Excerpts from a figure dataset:
◇ ◇ ◇ ◇

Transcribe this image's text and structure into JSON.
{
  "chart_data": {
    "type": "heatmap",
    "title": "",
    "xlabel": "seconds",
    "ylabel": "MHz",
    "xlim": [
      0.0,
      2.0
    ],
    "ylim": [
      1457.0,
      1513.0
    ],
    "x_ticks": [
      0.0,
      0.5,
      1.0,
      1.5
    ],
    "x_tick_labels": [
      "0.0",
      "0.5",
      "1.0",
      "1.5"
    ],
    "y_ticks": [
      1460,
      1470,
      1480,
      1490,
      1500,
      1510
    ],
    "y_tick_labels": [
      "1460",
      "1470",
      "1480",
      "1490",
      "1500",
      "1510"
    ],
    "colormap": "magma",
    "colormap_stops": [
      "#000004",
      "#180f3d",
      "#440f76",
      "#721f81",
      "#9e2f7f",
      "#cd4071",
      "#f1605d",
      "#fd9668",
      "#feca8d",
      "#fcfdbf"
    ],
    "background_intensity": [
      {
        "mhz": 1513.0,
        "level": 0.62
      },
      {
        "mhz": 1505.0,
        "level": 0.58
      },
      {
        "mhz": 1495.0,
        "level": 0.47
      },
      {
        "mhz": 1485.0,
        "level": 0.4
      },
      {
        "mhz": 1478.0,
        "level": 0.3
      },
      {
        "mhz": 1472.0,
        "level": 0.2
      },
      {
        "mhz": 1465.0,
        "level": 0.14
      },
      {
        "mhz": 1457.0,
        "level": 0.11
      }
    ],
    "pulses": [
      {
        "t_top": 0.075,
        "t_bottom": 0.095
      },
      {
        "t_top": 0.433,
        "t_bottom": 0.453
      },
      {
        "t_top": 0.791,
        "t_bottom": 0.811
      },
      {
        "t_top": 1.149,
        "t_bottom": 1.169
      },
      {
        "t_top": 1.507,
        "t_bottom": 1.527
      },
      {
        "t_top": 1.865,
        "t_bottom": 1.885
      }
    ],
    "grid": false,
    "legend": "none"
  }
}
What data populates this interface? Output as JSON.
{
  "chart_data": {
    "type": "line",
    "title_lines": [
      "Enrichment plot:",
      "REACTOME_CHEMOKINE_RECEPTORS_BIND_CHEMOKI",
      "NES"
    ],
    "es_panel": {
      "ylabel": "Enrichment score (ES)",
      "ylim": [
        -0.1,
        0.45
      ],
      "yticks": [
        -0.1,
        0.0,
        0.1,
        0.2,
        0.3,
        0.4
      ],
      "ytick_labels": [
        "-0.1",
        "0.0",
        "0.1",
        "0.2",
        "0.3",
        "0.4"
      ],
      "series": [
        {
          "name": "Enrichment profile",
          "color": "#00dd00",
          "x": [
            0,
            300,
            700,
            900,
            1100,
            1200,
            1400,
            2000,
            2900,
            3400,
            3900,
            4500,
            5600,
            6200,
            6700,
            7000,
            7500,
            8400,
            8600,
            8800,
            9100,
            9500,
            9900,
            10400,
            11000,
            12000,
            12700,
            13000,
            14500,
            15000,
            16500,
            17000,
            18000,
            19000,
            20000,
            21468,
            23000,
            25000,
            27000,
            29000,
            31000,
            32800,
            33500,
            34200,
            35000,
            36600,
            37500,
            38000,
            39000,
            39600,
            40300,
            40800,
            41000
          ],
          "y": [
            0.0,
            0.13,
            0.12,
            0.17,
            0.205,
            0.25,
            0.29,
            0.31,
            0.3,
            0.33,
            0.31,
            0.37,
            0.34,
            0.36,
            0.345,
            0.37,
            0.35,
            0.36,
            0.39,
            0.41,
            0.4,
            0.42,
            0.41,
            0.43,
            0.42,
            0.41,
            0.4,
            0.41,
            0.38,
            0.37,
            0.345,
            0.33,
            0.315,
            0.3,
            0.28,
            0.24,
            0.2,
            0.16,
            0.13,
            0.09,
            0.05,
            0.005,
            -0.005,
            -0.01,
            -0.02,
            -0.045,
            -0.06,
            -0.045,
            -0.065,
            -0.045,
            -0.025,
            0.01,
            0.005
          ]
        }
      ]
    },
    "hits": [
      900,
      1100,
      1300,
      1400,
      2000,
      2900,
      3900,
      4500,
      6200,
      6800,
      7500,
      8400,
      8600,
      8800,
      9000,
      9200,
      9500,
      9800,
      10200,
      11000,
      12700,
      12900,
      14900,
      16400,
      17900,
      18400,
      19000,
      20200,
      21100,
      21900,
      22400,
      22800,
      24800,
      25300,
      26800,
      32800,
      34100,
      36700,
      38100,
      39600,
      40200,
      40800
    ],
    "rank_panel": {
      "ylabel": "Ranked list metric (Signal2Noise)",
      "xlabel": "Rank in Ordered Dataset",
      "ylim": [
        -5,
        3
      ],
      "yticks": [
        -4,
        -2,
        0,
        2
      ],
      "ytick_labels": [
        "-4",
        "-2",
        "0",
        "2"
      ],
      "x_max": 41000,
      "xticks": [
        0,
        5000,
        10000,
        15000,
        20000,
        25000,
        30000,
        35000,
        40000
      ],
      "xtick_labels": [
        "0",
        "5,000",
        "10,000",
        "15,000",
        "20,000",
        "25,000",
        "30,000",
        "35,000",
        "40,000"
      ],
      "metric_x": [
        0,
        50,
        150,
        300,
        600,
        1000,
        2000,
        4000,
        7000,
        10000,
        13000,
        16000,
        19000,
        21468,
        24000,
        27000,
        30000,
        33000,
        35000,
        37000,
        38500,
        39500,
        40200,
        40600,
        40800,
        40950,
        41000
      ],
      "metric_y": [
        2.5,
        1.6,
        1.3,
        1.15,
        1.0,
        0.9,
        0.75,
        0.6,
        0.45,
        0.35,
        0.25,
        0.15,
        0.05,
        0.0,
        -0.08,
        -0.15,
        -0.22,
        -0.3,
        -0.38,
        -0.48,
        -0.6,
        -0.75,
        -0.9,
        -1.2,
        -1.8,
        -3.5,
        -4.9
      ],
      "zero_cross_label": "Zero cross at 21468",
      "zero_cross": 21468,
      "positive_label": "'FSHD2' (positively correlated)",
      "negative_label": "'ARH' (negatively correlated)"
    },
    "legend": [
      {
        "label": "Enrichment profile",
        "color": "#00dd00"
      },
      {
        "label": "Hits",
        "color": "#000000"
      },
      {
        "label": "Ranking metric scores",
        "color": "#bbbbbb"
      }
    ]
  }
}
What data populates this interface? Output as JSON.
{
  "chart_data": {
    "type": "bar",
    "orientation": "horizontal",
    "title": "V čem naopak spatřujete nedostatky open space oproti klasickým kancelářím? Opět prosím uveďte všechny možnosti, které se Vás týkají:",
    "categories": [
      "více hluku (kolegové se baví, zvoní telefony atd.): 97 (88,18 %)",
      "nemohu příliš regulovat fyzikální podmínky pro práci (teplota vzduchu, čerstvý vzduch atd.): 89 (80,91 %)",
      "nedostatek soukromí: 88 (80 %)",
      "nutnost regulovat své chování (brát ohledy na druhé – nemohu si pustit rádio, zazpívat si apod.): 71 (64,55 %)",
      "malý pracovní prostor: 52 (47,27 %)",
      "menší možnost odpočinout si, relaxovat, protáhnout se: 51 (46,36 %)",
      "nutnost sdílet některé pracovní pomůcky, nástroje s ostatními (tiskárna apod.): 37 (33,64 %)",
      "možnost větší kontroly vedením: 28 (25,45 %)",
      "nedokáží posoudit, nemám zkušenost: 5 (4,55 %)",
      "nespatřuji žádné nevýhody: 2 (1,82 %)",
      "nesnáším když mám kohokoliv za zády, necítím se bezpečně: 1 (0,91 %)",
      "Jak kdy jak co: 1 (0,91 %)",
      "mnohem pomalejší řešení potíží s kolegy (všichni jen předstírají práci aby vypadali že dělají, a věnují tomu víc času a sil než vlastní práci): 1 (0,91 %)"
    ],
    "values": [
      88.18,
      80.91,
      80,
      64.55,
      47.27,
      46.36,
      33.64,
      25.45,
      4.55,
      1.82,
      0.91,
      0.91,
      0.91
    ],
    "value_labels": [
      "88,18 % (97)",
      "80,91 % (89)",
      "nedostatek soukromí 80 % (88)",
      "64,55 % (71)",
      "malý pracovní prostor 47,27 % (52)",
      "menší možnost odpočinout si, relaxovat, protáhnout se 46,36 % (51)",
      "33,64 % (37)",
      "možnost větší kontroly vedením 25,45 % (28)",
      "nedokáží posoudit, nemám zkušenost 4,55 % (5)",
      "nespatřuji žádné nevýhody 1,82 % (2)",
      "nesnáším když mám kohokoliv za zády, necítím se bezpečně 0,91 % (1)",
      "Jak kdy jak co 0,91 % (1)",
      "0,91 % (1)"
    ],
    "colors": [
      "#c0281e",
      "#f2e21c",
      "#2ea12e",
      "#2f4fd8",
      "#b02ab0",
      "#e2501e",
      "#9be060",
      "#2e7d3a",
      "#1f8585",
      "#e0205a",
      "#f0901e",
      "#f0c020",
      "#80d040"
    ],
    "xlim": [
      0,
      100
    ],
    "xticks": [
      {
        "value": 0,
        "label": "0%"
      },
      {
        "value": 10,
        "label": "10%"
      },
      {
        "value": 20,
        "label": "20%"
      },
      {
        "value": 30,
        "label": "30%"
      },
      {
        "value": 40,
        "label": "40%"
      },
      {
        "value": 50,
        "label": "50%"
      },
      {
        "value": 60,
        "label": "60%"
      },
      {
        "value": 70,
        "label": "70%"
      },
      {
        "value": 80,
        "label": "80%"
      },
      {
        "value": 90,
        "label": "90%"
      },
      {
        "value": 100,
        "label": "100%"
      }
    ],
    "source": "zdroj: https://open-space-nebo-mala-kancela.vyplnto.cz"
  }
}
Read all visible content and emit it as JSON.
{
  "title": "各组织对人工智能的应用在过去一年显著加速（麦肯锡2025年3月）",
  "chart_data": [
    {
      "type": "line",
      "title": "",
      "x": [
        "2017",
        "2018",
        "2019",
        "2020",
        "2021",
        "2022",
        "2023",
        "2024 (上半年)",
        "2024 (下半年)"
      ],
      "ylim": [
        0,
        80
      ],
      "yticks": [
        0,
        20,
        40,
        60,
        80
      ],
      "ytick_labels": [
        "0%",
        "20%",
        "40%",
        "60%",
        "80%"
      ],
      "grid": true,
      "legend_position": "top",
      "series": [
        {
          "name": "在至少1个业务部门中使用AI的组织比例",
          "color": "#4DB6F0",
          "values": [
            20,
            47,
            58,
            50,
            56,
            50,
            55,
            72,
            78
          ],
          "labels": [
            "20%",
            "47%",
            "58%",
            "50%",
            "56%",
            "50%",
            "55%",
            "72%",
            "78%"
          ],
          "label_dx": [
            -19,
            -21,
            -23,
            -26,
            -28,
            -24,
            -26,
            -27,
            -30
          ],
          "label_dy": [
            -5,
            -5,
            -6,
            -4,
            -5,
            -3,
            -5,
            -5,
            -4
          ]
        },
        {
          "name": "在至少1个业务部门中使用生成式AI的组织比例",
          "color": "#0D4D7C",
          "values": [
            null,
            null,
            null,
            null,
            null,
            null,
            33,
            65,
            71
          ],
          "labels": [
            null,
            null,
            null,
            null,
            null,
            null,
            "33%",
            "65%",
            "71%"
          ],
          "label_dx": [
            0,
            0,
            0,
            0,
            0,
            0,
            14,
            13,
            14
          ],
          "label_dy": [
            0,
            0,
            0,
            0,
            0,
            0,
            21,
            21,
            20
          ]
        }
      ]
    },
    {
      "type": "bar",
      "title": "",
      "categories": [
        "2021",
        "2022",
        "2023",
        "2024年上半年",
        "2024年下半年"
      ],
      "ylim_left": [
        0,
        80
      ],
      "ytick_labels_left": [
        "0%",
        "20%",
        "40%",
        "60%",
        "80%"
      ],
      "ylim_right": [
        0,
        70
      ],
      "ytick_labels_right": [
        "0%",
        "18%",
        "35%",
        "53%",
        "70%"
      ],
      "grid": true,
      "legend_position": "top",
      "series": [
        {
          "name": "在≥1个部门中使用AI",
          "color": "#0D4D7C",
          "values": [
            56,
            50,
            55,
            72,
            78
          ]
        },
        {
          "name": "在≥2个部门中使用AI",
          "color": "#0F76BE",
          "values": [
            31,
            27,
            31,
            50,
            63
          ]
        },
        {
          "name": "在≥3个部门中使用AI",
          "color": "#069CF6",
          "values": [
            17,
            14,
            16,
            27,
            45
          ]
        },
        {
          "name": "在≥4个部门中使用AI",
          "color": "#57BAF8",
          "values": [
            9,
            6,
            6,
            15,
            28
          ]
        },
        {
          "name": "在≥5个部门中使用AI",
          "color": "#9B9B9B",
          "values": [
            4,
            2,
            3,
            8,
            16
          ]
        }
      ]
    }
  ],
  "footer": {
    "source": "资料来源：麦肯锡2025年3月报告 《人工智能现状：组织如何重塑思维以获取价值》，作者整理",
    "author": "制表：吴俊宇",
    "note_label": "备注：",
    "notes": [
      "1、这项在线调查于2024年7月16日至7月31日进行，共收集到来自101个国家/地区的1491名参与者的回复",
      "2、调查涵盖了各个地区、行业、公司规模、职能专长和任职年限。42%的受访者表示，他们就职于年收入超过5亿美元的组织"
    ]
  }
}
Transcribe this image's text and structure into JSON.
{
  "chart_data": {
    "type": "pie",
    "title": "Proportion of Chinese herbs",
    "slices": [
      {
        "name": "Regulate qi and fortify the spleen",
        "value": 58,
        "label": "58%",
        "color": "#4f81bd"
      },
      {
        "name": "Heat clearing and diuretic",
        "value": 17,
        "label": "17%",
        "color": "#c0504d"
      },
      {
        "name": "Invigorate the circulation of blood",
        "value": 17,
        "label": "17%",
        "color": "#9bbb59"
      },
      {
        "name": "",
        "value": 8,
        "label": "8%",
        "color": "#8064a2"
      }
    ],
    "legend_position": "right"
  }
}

◇ ◇ ◇ ◇

■ **Exercise prompt**
Search the data for the string "nemohu". List each line that has it.

■ **Reply to the exercise**
      "nemohu příliš regulovat fyzikální podmínky pro práci (teplota vzduchu, čerstvý vzduch atd.): 89 (80,91 %)",
      "nutnost regulovat své chování (brát ohledy na druhé – nemohu si pustit rádio, zazpívat si apod.): 71 (64,55 %)",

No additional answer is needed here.